Copy the records below exactly as they are written.

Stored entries

* start *

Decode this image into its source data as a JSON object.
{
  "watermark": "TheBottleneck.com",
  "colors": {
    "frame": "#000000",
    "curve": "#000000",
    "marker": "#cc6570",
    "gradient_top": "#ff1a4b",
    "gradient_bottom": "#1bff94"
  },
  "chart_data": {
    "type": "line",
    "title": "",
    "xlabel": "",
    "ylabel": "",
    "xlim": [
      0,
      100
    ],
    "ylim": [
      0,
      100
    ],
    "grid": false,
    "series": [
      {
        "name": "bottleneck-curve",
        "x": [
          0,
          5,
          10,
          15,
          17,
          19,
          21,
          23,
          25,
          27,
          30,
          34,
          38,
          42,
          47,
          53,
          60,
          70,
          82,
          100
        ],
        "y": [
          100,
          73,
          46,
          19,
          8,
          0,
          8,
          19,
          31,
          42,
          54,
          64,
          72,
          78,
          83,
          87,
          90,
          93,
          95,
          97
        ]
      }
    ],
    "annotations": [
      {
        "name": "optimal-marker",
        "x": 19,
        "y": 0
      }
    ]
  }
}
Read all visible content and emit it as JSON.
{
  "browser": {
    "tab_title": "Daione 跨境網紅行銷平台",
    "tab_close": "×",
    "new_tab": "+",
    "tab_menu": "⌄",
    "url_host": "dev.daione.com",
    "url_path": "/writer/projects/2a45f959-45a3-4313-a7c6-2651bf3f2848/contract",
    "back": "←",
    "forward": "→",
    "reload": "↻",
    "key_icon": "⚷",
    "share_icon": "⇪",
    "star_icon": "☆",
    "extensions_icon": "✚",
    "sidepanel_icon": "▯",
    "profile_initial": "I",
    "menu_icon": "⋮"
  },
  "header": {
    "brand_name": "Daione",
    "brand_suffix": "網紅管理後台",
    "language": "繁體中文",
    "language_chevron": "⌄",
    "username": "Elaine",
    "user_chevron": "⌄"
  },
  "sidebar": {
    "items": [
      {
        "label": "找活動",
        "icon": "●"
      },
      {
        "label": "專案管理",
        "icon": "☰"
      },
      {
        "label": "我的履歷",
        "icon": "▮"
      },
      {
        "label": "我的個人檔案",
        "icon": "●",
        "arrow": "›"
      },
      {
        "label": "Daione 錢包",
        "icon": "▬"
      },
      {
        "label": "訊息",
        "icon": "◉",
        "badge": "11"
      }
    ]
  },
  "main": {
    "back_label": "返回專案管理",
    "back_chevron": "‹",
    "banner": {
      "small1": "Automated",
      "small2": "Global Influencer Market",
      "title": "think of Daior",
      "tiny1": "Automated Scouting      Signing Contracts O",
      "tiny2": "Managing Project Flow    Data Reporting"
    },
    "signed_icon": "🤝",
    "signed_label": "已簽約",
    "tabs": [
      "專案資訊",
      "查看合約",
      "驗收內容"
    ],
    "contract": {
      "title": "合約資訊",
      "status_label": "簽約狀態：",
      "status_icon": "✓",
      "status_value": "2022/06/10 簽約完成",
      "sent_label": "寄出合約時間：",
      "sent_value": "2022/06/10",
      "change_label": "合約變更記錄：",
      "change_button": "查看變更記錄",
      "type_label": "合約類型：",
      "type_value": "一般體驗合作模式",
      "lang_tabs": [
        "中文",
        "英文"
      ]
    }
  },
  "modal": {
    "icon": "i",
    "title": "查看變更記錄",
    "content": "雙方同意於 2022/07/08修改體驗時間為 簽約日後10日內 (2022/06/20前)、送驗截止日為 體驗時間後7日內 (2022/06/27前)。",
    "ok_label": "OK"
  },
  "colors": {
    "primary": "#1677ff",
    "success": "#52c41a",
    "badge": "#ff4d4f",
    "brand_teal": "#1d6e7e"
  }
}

* end *

→ ANSWER BELOW:
Decode this image into its source data as a JSON object.
{
  "watermark": "TheBottleneck.com",
  "colors": {
    "frame": "#000000",
    "curve": "#000000",
    "marker": "#cc6570",
    "gradient_top": "#ff1a4b",
    "gradient_bottom": "#1bff94"
  },
  "chart_data": {
    "type": "line",
    "title": "",
    "xlabel": "",
    "ylabel": "",
    "xlim": [
      0,
      100
    ],
    "ylim": [
      0,
      100
    ],
    "grid": false,
    "series": [
      {
        "name": "bottleneck-curve",
        "x": [
          0,
          5,
          10,
          15,
          17,
          19,
          21,
          23,
          25,
          27,
          30,
          34,
          38,
          42,
          47,
          53,
          60,
          70,
          82,
          100
        ],
        "y": [
          100,
          73,
          46,
          19,
          8,
          0,
          8,
          19,
          31,
          42,
          54,
          64,
          72,
          78,
          83,
          87,
          90,
          93,
          95,
          97
        ]
      }
    ],
    "annotations": [
      {
        "name": "optimal-marker",
        "x": 19,
        "y": 0
      }
    ]
  }
}
Read all visible content and emit it as JSON.
{
  "browser": {
    "tab_title": "Daione 跨境網紅行銷平台",
    "tab_close": "×",
    "new_tab": "+",
    "tab_menu": "⌄",
    "url_host": "dev.daione.com",
    "url_path": "/writer/projects/2a45f959-45a3-4313-a7c6-2651bf3f2848/contract",
    "back": "←",
    "forward": "→",
    "reload": "↻",
    "key_icon": "⚷",
    "share_icon": "⇪",
    "star_icon": "☆",
    "extensions_icon": "✚",
    "sidepanel_icon": "▯",
    "profile_initial": "I",
    "menu_icon": "⋮"
  },
  "header": {
    "brand_name": "Daione",
    "brand_suffix": "網紅管理後台",
    "language": "繁體中文",
    "language_chevron": "⌄",
    "username": "Elaine",
    "user_chevron": "⌄"
  },
  "sidebar": {
    "items": [
      {
        "label": "找活動",
        "icon": "●"
      },
      {
        "label": "專案管理",
        "icon": "☰"
      },
      {
        "label": "我的履歷",
        "icon": "▮"
      },
      {
        "label": "我的個人檔案",
        "icon": "●",
        "arrow": "›"
      },
      {
        "label": "Daione 錢包",
        "icon": "▬"
      },
      {
        "label": "訊息",
        "icon": "◉",
        "badge": "11"
      }
    ]
  },
  "main": {
    "back_label": "返回專案管理",
    "back_chevron": "‹",
    "banner": {
      "small1": "Automated",
      "small2": "Global Influencer Market",
      "title": "think of Daior",
      "tiny1": "Automated Scouting      Signing Contracts O",
      "tiny2": "Managing Project Flow    Data Reporting"
    },
    "signed_icon": "🤝",
    "signed_label": "已簽約",
    "tabs": [
      "專案資訊",
      "查看合約",
      "驗收內容"
    ],
    "contract": {
      "title": "合約資訊",
      "status_label": "簽約狀態：",
      "status_icon": "✓",
      "status_value": "2022/06/10 簽約完成",
      "sent_label": "寄出合約時間：",
      "sent_value": "2022/06/10",
      "change_label": "合約變更記錄：",
      "change_button": "查看變更記錄",
      "type_label": "合約類型：",
      "type_value": "一般體驗合作模式",
      "lang_tabs": [
        "中文",
        "英文"
      ]
    }
  },
  "modal": {
    "icon": "i",
    "title": "查看變更記錄",
    "content": "雙方同意於 2022/07/08修改體驗時間為 簽約日後10日內 (2022/06/20前)、送驗截止日為 體驗時間後7日內 (2022/06/27前)。",
    "ok_label": "OK"
  },
  "colors": {
    "primary": "#1677ff",
    "success": "#52c41a",
    "badge": "#ff4d4f",
    "brand_teal": "#1d6e7e"
  }
}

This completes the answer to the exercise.